_Stored entries_
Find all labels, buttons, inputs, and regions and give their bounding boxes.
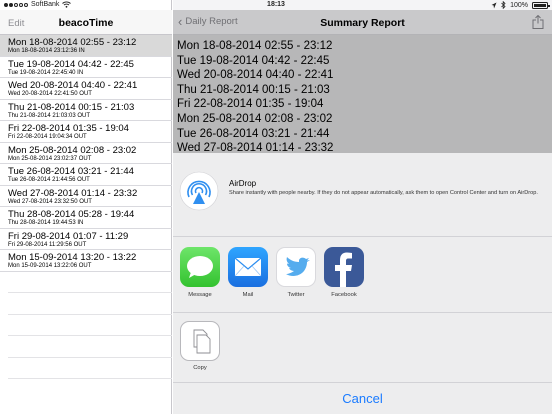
list-item-title: Mon 18-08-2014 02:55 - 23:12 [8,37,137,48]
detail-pane: ‹ Daily Report Summary Report Mon 18-08-… [173,0,552,414]
empty-list-row [8,293,172,315]
list-item-title: Mon 15-09-2014 13:20 - 13:22 [8,252,137,263]
list-item[interactable]: Thu 21-08-2014 00:15 - 21:03 Thu 21-08-20… [0,100,172,121]
list-item[interactable]: Mon 15-09-2014 13:20 - 13:22 Mon 15-09-20… [0,250,172,272]
report-line: Mon 25-08-2014 02:08 - 23:02 [177,112,333,125]
status-bar: SoftBank 18:13 100% [0,0,552,10]
list-item-title: Fri 22-08-2014 01:35 - 19:04 [8,123,129,134]
list-item-subtitle: Wed 27-08-2014 23:32:50 OUT [8,198,92,205]
empty-list-row [8,336,172,358]
list-item[interactable]: Tue 19-08-2014 04:42 - 22:45 Tue 19-08-20… [0,57,172,78]
report-line: Mon 18-08-2014 02:55 - 23:12 [177,40,333,52]
list-item-subtitle: Mon 15-09-2014 13:22:06 OUT [8,263,92,269]
battery-icon [532,1,550,9]
status-time: 18:13 [267,1,285,8]
list-item-subtitle: Fri 22-08-2014 19:04:34 OUT [8,134,87,140]
share-app-twitter[interactable]: Twitter [274,247,318,298]
report-line: Wed 20-08-2014 04:40 - 22:41 [177,69,334,82]
message-icon [180,247,220,287]
summary-report-text: Mon 18-08-2014 02:55 - 23:12 Tue 19-08-20… [173,35,552,153]
copy-action-button[interactable] [180,321,220,361]
master-title: beacoTime [58,17,114,29]
airdrop-description: Share instantly with people nearby. If t… [229,190,538,196]
empty-list-row [8,358,172,379]
twitter-icon [276,247,316,287]
bluetooth-icon [501,1,506,9]
mail-icon [228,247,268,287]
list-item-subtitle: Wed 20-08-2014 22:41:50 OUT [8,91,92,97]
share-app-label: Mail [242,292,254,298]
list-item[interactable]: Wed 27-08-2014 01:14 - 23:32 Wed 27-08-20… [0,186,172,207]
list-item-subtitle: Thu 21-08-2014 21:03:03 OUT [8,112,91,119]
list-item-title: Wed 20-08-2014 04:40 - 22:41 [8,80,138,91]
list-item-title: Tue 26-08-2014 03:21 - 21:44 [8,166,134,177]
battery-percent: 100% [510,1,528,9]
list-item[interactable]: Wed 20-08-2014 04:40 - 22:41 Wed 20-08-20… [0,78,172,100]
list-item[interactable]: Fri 29-08-2014 01:07 - 11:29 Fri 29-08-20… [0,229,172,250]
day-list: Mon 18-08-2014 02:55 - 23:12 Mon 18-08-20… [0,35,172,379]
copy-icon [193,329,211,354]
list-item-title: Fri 29-08-2014 01:07 - 11:29 [8,230,129,242]
list-item[interactable]: Tue 26-08-2014 03:21 - 21:44 Tue 26-08-20… [0,164,172,186]
cancel-button[interactable]: Cancel [173,382,552,414]
master-navigation-bar: Edit beacoTime [0,10,172,35]
share-icon[interactable] [532,15,544,29]
list-item-subtitle: Tue 26-08-2014 21:44:56 OUT [8,177,90,183]
list-item-subtitle: Fri 29-08-2014 11:29:56 OUT [8,241,87,248]
report-line: Tue 19-08-2014 04:42 - 22:45 [177,54,330,67]
airdrop-icon [179,171,219,211]
empty-list-row [8,272,172,293]
airdrop-title: AirDrop [229,179,257,188]
list-item-title: Thu 21-08-2014 00:15 - 21:03 [8,101,135,113]
facebook-icon [324,247,364,287]
detail-navigation-bar: ‹ Daily Report Summary Report [173,10,552,35]
report-line: Wed 27-08-2014 01:14 - 23:32 [177,142,334,153]
share-apps-row: Message Mail Twitter Facebook [173,238,552,313]
share-app-label: Message [188,292,212,298]
list-item[interactable]: Fri 22-08-2014 01:35 - 19:04 Fri 22-08-20… [0,121,172,143]
screen: Edit beacoTime Mon 18-08-2014 02:55 - 23… [0,0,552,414]
share-actions-row: Copy [173,314,552,379]
share-app-mail[interactable]: Mail [226,247,270,298]
share-sheet: AirDrop Share instantly with people near… [173,153,552,414]
share-app-label: Twitter [287,292,305,298]
list-item-title: Mon 25-08-2014 02:08 - 23:02 [8,144,137,156]
list-item[interactable]: Mon 25-08-2014 02:08 - 23:02 Mon 25-08-20… [0,143,172,164]
list-item-subtitle: Mon 18-08-2014 23:12:36 IN [8,48,85,54]
airdrop-section: AirDrop Share instantly with people near… [173,153,552,237]
location-icon [491,2,497,8]
list-item-subtitle: Tue 19-08-2014 22:45:40 IN [8,69,84,76]
share-app-facebook[interactable]: Facebook [322,247,366,298]
share-app-label: Facebook [331,292,357,298]
list-item-subtitle: Thu 28-08-2014 19:44:53 IN [8,220,84,226]
report-line: Thu 21-08-2014 00:15 - 21:03 [177,83,330,96]
copy-action-label: Copy [193,365,207,371]
detail-title: Summary Report [320,17,405,29]
list-item[interactable]: Thu 28-08-2014 05:28 - 19:44 Thu 28-08-20… [0,207,172,229]
master-pane: Edit beacoTime Mon 18-08-2014 02:55 - 23… [0,0,172,414]
share-app-message[interactable]: Message [178,247,222,298]
list-item-title: Thu 28-08-2014 05:28 - 19:44 [8,209,135,220]
list-item-title: Wed 27-08-2014 01:14 - 23:32 [8,187,138,199]
list-item-title: Tue 19-08-2014 04:42 - 22:45 [8,58,134,70]
list-item-subtitle: Mon 25-08-2014 23:02:37 OUT [8,155,92,162]
list-item[interactable]: Mon 18-08-2014 02:55 - 23:12 Mon 18-08-20… [0,35,172,57]
empty-list-row [8,315,172,336]
report-line: Fri 22-08-2014 01:35 - 19:04 [177,98,324,111]
report-line: Tue 26-08-2014 03:21 - 21:44 [177,127,330,140]
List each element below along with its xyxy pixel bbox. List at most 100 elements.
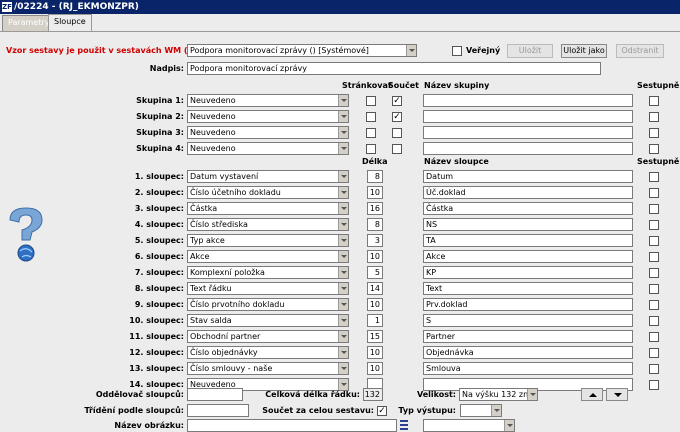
column-14-sestupne-checkbox[interactable] — [649, 380, 659, 390]
chevron-down-icon — [338, 127, 348, 138]
soucet-sestavy-checkbox[interactable]: ✓ — [377, 406, 387, 416]
vzor-select[interactable]: Podpora monitorovací zprávy () [Systémov… — [187, 44, 417, 57]
group-1-select[interactable]: Neuvedeno — [187, 94, 349, 107]
column-7-delka-input[interactable]: 5 — [367, 266, 383, 279]
group-4-select[interactable]: Neuvedeno — [187, 142, 349, 155]
group-1-nazev-input[interactable] — [423, 94, 633, 107]
group-3-nazev-input[interactable] — [423, 126, 633, 139]
column-2-select[interactable]: Číslo účetního dokladu — [187, 186, 349, 199]
column-13-delka-input[interactable]: 10 — [367, 362, 383, 375]
column-9-sestupne-checkbox[interactable] — [649, 300, 659, 310]
column-4-nazev-input[interactable]: NS — [423, 218, 633, 231]
list-icon[interactable] — [400, 420, 408, 430]
nazev-obrazku-input[interactable] — [187, 419, 397, 432]
column-13-sestupne-checkbox[interactable] — [649, 364, 659, 374]
oddelovac-input[interactable] — [187, 388, 243, 401]
column-9-delka-input[interactable]: 10 — [367, 298, 383, 311]
column-13-select[interactable]: Číslo smlouvy - naše — [187, 362, 349, 375]
group-3-soucet-checkbox[interactable] — [392, 128, 402, 138]
column-4-sestupne-checkbox[interactable] — [649, 220, 659, 230]
chevron-down-icon — [338, 363, 348, 374]
column-6-nazev-input[interactable]: Akce — [423, 250, 633, 263]
column-7-nazev-input[interactable]: KP — [423, 266, 633, 279]
column-10-sestupne-checkbox[interactable] — [649, 316, 659, 326]
column-7-select[interactable]: Komplexní položka — [187, 266, 349, 279]
group-2-select[interactable]: Neuvedeno — [187, 110, 349, 123]
ulozit-button[interactable]: Uložit — [507, 44, 553, 58]
column-5-sestupne-checkbox[interactable] — [649, 236, 659, 246]
obrazek-select[interactable] — [423, 419, 515, 432]
column-3-delka-input[interactable]: 16 — [367, 202, 383, 215]
chevron-down-icon — [338, 267, 348, 278]
column-9-select[interactable]: Číslo prvotního dokladu — [187, 298, 349, 311]
nadpis-input[interactable]: Podpora monitorovací zprávy — [187, 62, 601, 75]
column-5-select[interactable]: Typ akce — [187, 234, 349, 247]
column-select-value: Číslo prvotního dokladu — [190, 300, 285, 309]
column-2-nazev-input[interactable]: Úč.doklad — [423, 186, 633, 199]
vzor-label: Vzor sestavy je použit v sestavách WM (1… — [6, 46, 206, 55]
column-8-select[interactable]: Text řádku — [187, 282, 349, 295]
column-11-delka-input[interactable]: 15 — [367, 330, 383, 343]
column-12-nazev-input[interactable]: Objednávka — [423, 346, 633, 359]
column-1-select[interactable]: Datum vystavení — [187, 170, 349, 183]
velikost-select[interactable]: Na výšku 132 zn. — [459, 388, 538, 401]
column-6-delka-input[interactable]: 10 — [367, 250, 383, 263]
verejny-checkbox[interactable] — [452, 46, 462, 56]
column-10-select[interactable]: Stav salda — [187, 314, 349, 327]
group-3-select[interactable]: Neuvedeno — [187, 126, 349, 139]
oddelovac-label: Oddělovač sloupců: — [95, 390, 184, 399]
column-10-delka-input[interactable]: 1 — [367, 314, 383, 327]
group-3-sestupne-checkbox[interactable] — [649, 128, 659, 138]
column-3-select[interactable]: Částka — [187, 202, 349, 215]
group-2-nazev-input[interactable] — [423, 110, 633, 123]
column-13-nazev-input[interactable]: Smlouva — [423, 362, 633, 375]
column-10-nazev-input[interactable]: S — [423, 314, 633, 327]
trideni-input[interactable] — [187, 404, 249, 417]
move-down-button[interactable] — [606, 388, 628, 401]
column-12-select[interactable]: Číslo objednávky — [187, 346, 349, 359]
column-2-sestupne-checkbox[interactable] — [649, 188, 659, 198]
column-5-delka-input[interactable]: 3 — [367, 234, 383, 247]
group-1-strankovat-checkbox[interactable] — [366, 96, 376, 106]
group-1-soucet-checkbox[interactable]: ✓ — [392, 96, 402, 106]
soucet-sestavy-label: Součet za celou sestavu: — [262, 406, 374, 415]
column-1-nazev-input[interactable]: Datum — [423, 170, 633, 183]
group-2-strankovat-checkbox[interactable] — [366, 112, 376, 122]
move-up-button[interactable] — [581, 388, 603, 401]
group-4-sestupne-checkbox[interactable] — [649, 144, 659, 154]
column-11-select[interactable]: Obchodní partner — [187, 330, 349, 343]
column-8-nazev-input[interactable]: Text — [423, 282, 633, 295]
tab-sloupce[interactable]: Sloupce — [48, 14, 92, 31]
column-6-sestupne-checkbox[interactable] — [649, 252, 659, 262]
group-2-soucet-checkbox[interactable]: ✓ — [392, 112, 402, 122]
column-4-select[interactable]: Číslo střediska — [187, 218, 349, 231]
column-4-delka-input[interactable]: 8 — [367, 218, 383, 231]
column-3-sestupne-checkbox[interactable] — [649, 204, 659, 214]
column-label: 1. sloupec: — [134, 172, 184, 181]
group-3-strankovat-checkbox[interactable] — [366, 128, 376, 138]
column-7-sestupne-checkbox[interactable] — [649, 268, 659, 278]
column-8-delka-input[interactable]: 14 — [367, 282, 383, 295]
group-4-strankovat-checkbox[interactable] — [366, 144, 376, 154]
column-1-sestupne-checkbox[interactable] — [649, 172, 659, 182]
column-3-nazev-input[interactable]: Částka — [423, 202, 633, 215]
group-2-sestupne-checkbox[interactable] — [649, 112, 659, 122]
group-4-soucet-checkbox[interactable] — [392, 144, 402, 154]
group-1-sestupne-checkbox[interactable] — [649, 96, 659, 106]
column-1-delka-input[interactable]: 8 — [367, 170, 383, 183]
column-12-sestupne-checkbox[interactable] — [649, 348, 659, 358]
column-8-sestupne-checkbox[interactable] — [649, 284, 659, 294]
column-2-delka-input[interactable]: 10 — [367, 186, 383, 199]
column-11-nazev-input[interactable]: Partner — [423, 330, 633, 343]
column-6-select[interactable]: Akce — [187, 250, 349, 263]
verejny-label: Veřejný — [466, 46, 501, 55]
column-11-sestupne-checkbox[interactable] — [649, 332, 659, 342]
group-4-nazev-input[interactable] — [423, 142, 633, 155]
ulozit-jako-button[interactable]: Uložit jako — [561, 44, 607, 58]
chevron-down-icon — [338, 203, 348, 214]
column-12-delka-input[interactable]: 10 — [367, 346, 383, 359]
column-9-nazev-input[interactable]: Prv.doklad — [423, 298, 633, 311]
odstranit-button[interactable]: Odstranit — [616, 44, 664, 58]
typ-vystupu-select[interactable] — [460, 404, 502, 417]
column-5-nazev-input[interactable]: TA — [423, 234, 633, 247]
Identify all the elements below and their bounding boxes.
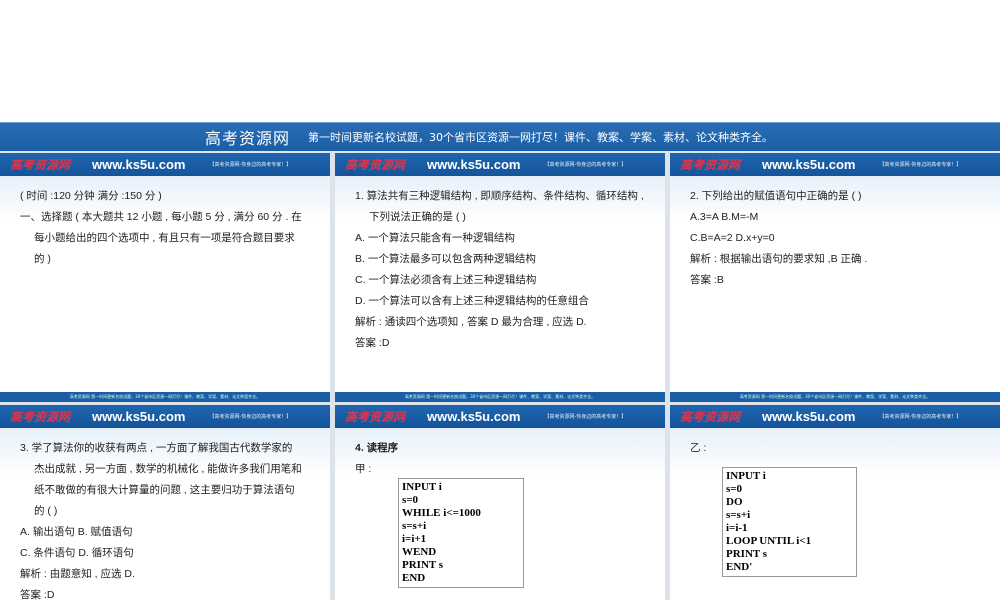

_INSTRUCTION_
Duplicate the lines of the data above, from the line with "column-14-sestupne-checkbox[interactable] — [649, 380, 659, 390]" up to and including the line with "column-2-select[interactable]: Číslo účetního".

_FINAL RESULT_
column-14-sestupne-checkbox[interactable] — [649, 380, 659, 390]
chevron-down-icon — [338, 127, 348, 138]
soucet-sestavy-checkbox[interactable]: ✓ — [377, 406, 387, 416]
vzor-select[interactable]: Podpora monitorovací zprávy () [Systémov… — [187, 44, 417, 57]
group-1-select[interactable]: Neuvedeno — [187, 94, 349, 107]
column-7-delka-input[interactable]: 5 — [367, 266, 383, 279]
group-4-select[interactable]: Neuvedeno — [187, 142, 349, 155]
group-1-nazev-input[interactable] — [423, 94, 633, 107]
group-3-nazev-input[interactable] — [423, 126, 633, 139]
column-2-select[interactable]: Číslo účetního dokladu — [187, 186, 349, 199]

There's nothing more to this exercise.